*Dataset items*:

_ _ _

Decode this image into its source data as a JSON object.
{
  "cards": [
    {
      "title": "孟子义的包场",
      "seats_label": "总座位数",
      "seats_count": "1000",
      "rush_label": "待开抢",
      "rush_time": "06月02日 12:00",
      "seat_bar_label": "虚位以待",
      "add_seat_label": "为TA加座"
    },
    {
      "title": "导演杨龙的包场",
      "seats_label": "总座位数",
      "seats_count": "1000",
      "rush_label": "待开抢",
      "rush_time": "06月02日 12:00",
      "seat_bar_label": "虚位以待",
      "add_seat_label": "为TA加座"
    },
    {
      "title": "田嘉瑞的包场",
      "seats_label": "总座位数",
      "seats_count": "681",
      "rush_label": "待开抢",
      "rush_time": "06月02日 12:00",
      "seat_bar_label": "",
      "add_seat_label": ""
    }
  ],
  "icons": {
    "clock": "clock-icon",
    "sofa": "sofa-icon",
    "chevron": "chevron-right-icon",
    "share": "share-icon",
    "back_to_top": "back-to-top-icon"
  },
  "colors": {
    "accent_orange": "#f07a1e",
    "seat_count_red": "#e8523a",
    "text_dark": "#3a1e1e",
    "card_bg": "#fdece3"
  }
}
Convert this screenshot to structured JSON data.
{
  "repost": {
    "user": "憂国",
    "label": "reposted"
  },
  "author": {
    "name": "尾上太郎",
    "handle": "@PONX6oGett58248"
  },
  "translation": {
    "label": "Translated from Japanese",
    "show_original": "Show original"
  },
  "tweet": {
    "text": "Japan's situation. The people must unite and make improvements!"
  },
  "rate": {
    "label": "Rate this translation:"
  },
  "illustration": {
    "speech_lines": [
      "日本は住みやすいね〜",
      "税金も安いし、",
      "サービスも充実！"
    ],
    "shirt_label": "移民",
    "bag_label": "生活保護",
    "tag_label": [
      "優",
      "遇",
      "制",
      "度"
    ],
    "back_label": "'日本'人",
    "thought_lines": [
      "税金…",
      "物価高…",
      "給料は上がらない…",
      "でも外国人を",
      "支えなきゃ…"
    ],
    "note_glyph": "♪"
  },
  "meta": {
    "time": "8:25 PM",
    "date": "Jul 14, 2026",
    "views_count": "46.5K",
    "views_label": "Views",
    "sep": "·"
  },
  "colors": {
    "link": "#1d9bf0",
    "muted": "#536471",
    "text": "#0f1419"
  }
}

_ _ _

*CHALLENGE*: Return every line from the records above that holds the word "title".

*RESPONSE TO THE EXERCISE*:
      "title": "孟子义的包场",
      "title": "导演杨龙的包场",
      "title": "田嘉瑞的包场",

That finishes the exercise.